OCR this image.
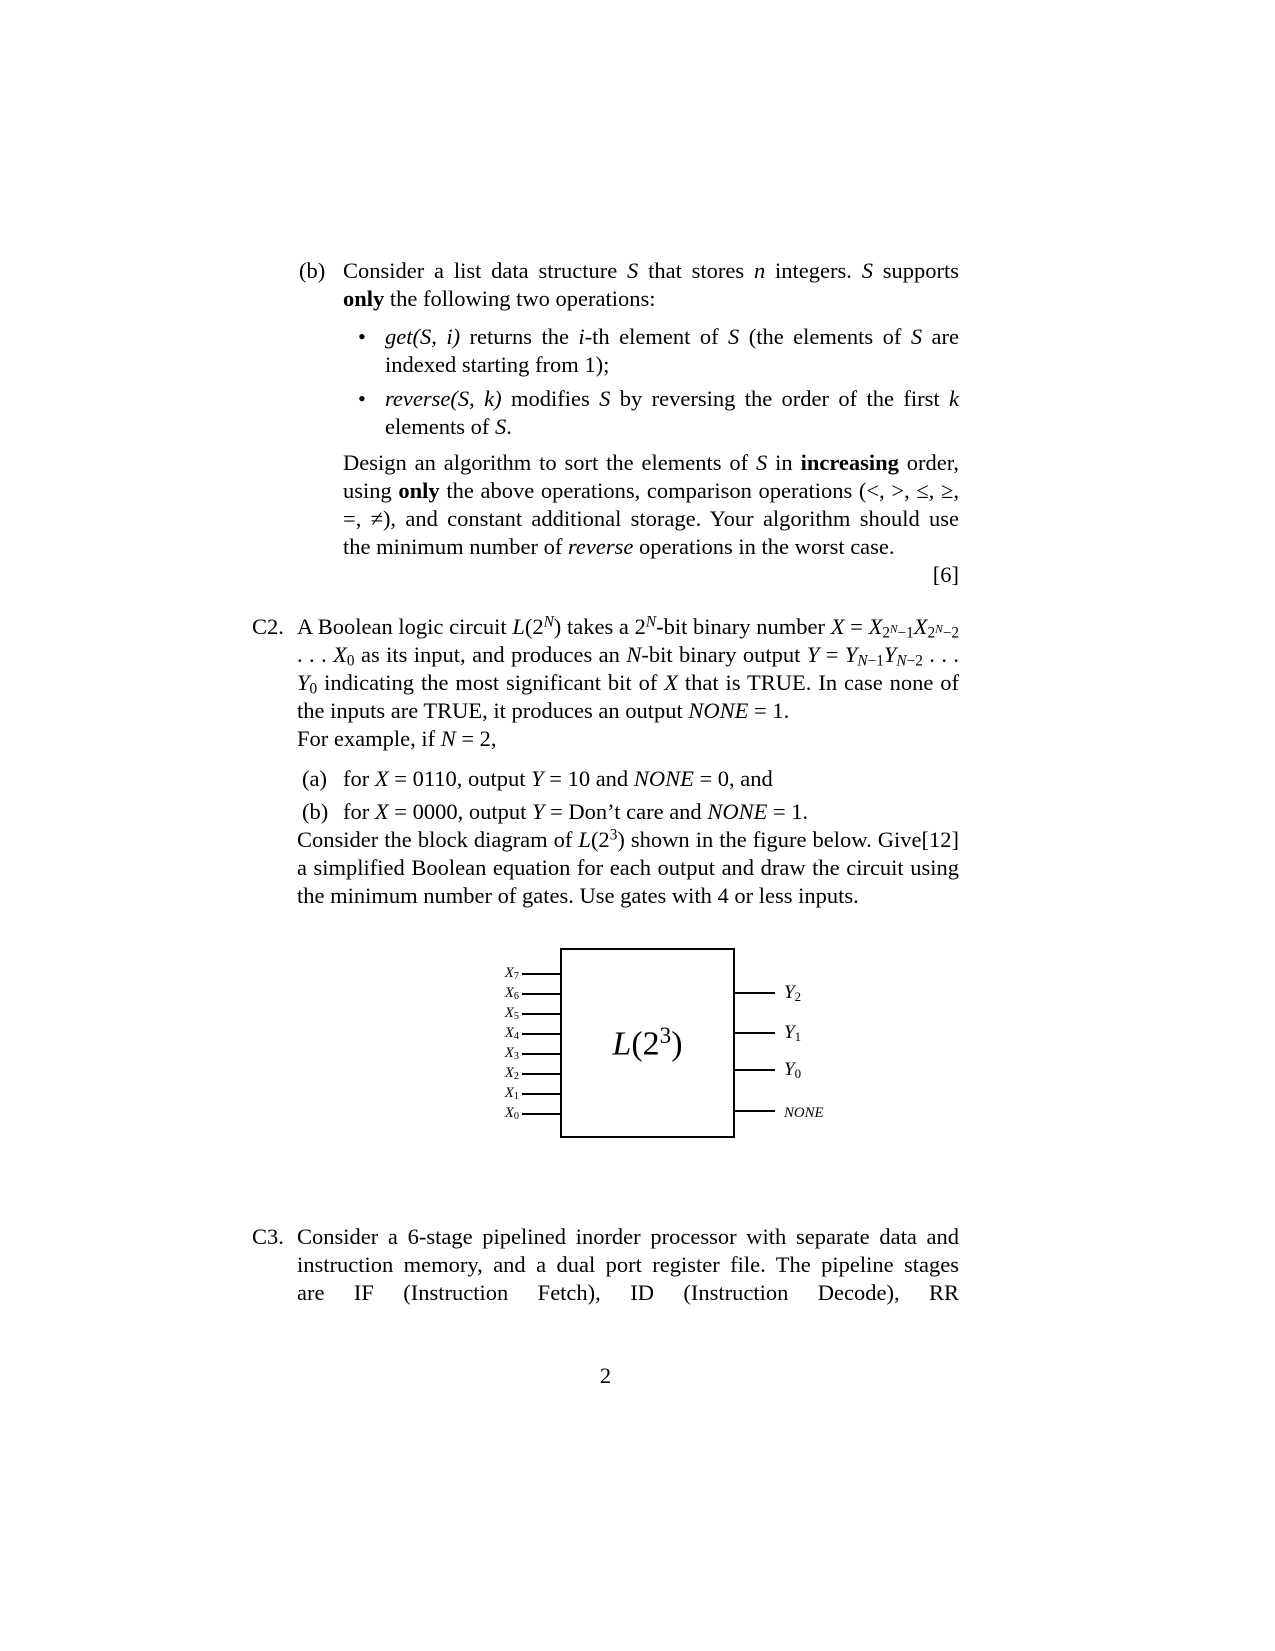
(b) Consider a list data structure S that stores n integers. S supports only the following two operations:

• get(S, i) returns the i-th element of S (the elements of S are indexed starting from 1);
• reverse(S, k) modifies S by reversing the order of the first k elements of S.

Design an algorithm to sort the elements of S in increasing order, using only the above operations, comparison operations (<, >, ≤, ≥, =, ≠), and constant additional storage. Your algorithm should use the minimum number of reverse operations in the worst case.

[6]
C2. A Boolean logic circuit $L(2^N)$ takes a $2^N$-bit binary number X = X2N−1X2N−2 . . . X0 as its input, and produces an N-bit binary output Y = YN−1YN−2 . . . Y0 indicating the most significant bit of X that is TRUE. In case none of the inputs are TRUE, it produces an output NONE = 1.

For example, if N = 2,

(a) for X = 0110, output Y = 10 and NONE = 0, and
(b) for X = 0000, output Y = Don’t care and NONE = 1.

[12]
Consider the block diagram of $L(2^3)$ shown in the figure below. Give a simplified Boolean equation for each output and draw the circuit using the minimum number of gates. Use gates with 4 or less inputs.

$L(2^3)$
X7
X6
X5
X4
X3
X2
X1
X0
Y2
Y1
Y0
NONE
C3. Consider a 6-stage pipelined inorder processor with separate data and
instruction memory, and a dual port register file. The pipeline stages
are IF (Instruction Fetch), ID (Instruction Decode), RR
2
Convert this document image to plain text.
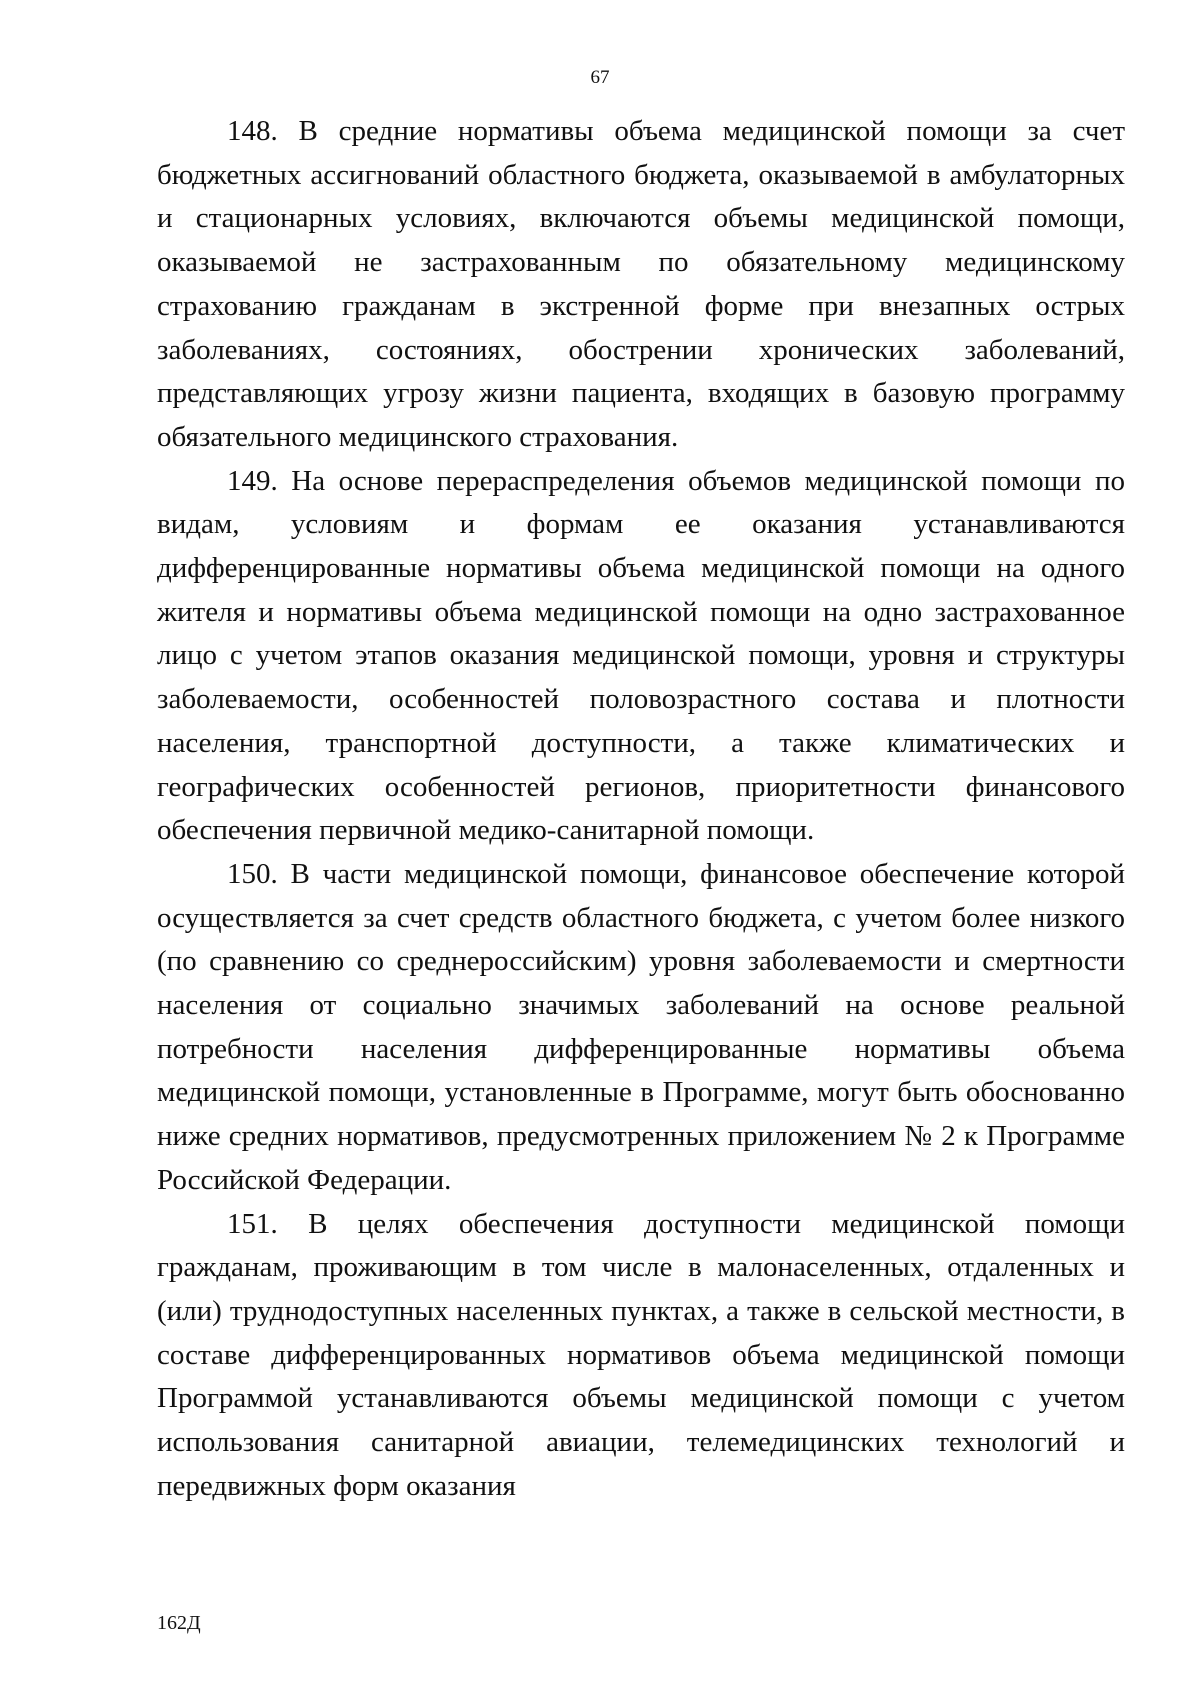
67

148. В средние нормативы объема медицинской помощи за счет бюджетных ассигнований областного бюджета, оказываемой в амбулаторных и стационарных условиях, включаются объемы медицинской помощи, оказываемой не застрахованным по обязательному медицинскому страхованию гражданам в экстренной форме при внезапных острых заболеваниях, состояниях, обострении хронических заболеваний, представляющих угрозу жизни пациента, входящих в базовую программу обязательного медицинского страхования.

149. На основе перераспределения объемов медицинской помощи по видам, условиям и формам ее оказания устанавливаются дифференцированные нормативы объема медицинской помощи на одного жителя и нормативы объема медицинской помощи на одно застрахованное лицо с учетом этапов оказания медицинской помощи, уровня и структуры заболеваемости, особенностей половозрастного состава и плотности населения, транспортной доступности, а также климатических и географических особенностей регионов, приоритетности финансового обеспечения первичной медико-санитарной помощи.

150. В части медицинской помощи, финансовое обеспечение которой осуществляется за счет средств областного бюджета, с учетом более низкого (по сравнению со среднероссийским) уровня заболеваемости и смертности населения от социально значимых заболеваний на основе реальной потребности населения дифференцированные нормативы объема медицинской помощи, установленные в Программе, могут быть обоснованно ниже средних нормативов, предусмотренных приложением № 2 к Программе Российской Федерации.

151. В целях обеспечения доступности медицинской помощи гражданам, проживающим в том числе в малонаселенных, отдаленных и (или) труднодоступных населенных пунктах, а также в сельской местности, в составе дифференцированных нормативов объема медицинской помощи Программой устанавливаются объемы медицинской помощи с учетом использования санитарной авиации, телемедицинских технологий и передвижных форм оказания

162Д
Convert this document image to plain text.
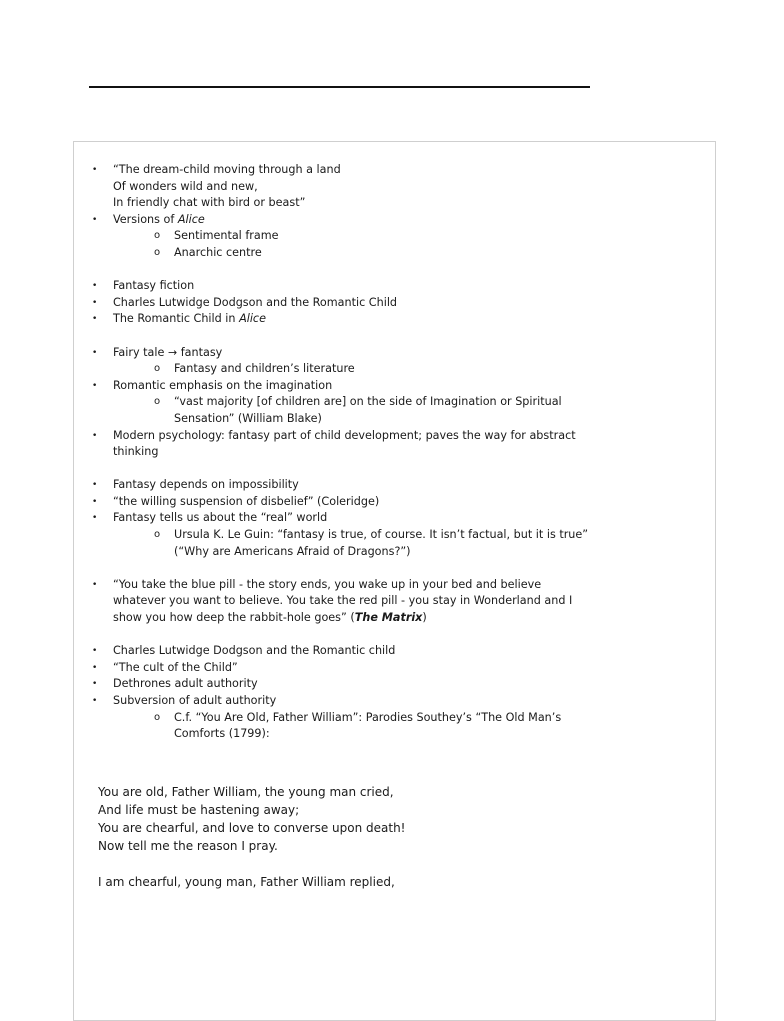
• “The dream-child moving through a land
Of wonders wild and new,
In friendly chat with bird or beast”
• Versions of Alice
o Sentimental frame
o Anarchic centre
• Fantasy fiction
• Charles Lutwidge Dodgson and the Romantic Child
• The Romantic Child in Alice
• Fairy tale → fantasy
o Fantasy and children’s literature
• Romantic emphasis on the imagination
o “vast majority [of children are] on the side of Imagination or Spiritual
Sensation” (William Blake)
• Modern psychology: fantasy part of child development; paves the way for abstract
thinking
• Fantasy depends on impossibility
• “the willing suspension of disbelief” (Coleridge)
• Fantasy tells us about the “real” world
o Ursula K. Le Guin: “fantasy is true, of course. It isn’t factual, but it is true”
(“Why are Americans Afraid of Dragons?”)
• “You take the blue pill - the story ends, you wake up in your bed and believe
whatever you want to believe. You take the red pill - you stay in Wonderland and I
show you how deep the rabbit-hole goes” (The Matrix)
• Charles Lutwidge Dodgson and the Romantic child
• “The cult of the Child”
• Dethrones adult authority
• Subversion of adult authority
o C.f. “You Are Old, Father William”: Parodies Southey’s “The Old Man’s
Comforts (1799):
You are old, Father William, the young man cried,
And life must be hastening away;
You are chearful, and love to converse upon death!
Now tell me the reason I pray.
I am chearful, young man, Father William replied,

**CHALLENGE**
Without the pictures, restate all of the entries above verbatim.

**COMPLETED EXERCISE**
OCR this image.
(b) Consider a list data structure S that stores n integers. S supports only the following two operations:

• get(S, i) returns the i-th element of S (the elements of S are indexed starting from 1);
• reverse(S, k) modifies S by reversing the order of the first k elements of S.

Design an algorithm to sort the elements of S in increasing order, using only the above operations, comparison operations (<, >, ≤, ≥, =, ≠), and constant additional storage. Your algorithm should use the minimum number of reverse operations in the worst case.

[6]
C2. A Boolean logic circuit $L(2^N)$ takes a $2^N$-bit binary number X = X2N−1X2N−2 . . . X0 as its input, and produces an N-bit binary output Y = YN−1YN−2 . . . Y0 indicating the most significant bit of X that is TRUE. In case none of the inputs are TRUE, it produces an output NONE = 1.

For example, if N = 2,

(a) for X = 0110, output Y = 10 and NONE = 0, and
(b) for X = 0000, output Y = Don’t care and NONE = 1.

[12]
Consider the block diagram of $L(2^3)$ shown in the figure below. Give a simplified Boolean equation for each output and draw the circuit using the minimum number of gates. Use gates with 4 or less inputs.

$L(2^3)$
X7
X6
X5
X4
X3
X2
X1
X0
Y2
Y1
Y0
NONE
C3. Consider a 6-stage pipelined inorder processor with separate data and
instruction memory, and a dual port register file. The pipeline stages
are IF (Instruction Fetch), ID (Instruction Decode), RR
2
Convert this document image to plain text.
67

148. В средние нормативы объема медицинской помощи за счет бюджетных ассигнований областного бюджета, оказываемой в амбулаторных и стационарных условиях, включаются объемы медицинской помощи, оказываемой не застрахованным по обязательному медицинскому страхованию гражданам в экстренной форме при внезапных острых заболеваниях, состояниях, обострении хронических заболеваний, представляющих угрозу жизни пациента, входящих в базовую программу обязательного медицинского страхования.

149. На основе перераспределения объемов медицинской помощи по видам, условиям и формам ее оказания устанавливаются дифференцированные нормативы объема медицинской помощи на одного жителя и нормативы объема медицинской помощи на одно застрахованное лицо с учетом этапов оказания медицинской помощи, уровня и структуры заболеваемости, особенностей половозрастного состава и плотности населения, транспортной доступности, а также климатических и географических особенностей регионов, приоритетности финансового обеспечения первичной медико-санитарной помощи.

150. В части медицинской помощи, финансовое обеспечение которой осуществляется за счет средств областного бюджета, с учетом более низкого (по сравнению со среднероссийским) уровня заболеваемости и смертности населения от социально значимых заболеваний на основе реальной потребности населения дифференцированные нормативы объема медицинской помощи, установленные в Программе, могут быть обоснованно ниже средних нормативов, предусмотренных приложением № 2 к Программе Российской Федерации.

151. В целях обеспечения доступности медицинской помощи гражданам, проживающим в том числе в малонаселенных, отдаленных и (или) труднодоступных населенных пунктах, а также в сельской местности, в составе дифференцированных нормативов объема медицинской помощи Программой устанавливаются объемы медицинской помощи с учетом использования санитарной авиации, телемедицинских технологий и передвижных форм оказания

162Д
Convert this document image to plain text.
• “The dream-child moving through a land
Of wonders wild and new,
In friendly chat with bird or beast”
• Versions of Alice
o Sentimental frame
o Anarchic centre
• Fantasy fiction
• Charles Lutwidge Dodgson and the Romantic Child
• The Romantic Child in Alice
• Fairy tale → fantasy
o Fantasy and children’s literature
• Romantic emphasis on the imagination
o “vast majority [of children are] on the side of Imagination or Spiritual
Sensation” (William Blake)
• Modern psychology: fantasy part of child development; paves the way for abstract
thinking
• Fantasy depends on impossibility
• “the willing suspension of disbelief” (Coleridge)
• Fantasy tells us about the “real” world
o Ursula K. Le Guin: “fantasy is true, of course. It isn’t factual, but it is true”
(“Why are Americans Afraid of Dragons?”)
• “You take the blue pill - the story ends, you wake up in your bed and believe
whatever you want to believe. You take the red pill - you stay in Wonderland and I
show you how deep the rabbit-hole goes” (The Matrix)
• Charles Lutwidge Dodgson and the Romantic child
• “The cult of the Child”
• Dethrones adult authority
• Subversion of adult authority
o C.f. “You Are Old, Father William”: Parodies Southey’s “The Old Man’s
Comforts (1799):
You are old, Father William, the young man cried,
And life must be hastening away;
You are chearful, and love to converse upon death!
Now tell me the reason I pray.
I am chearful, young man, Father William replied,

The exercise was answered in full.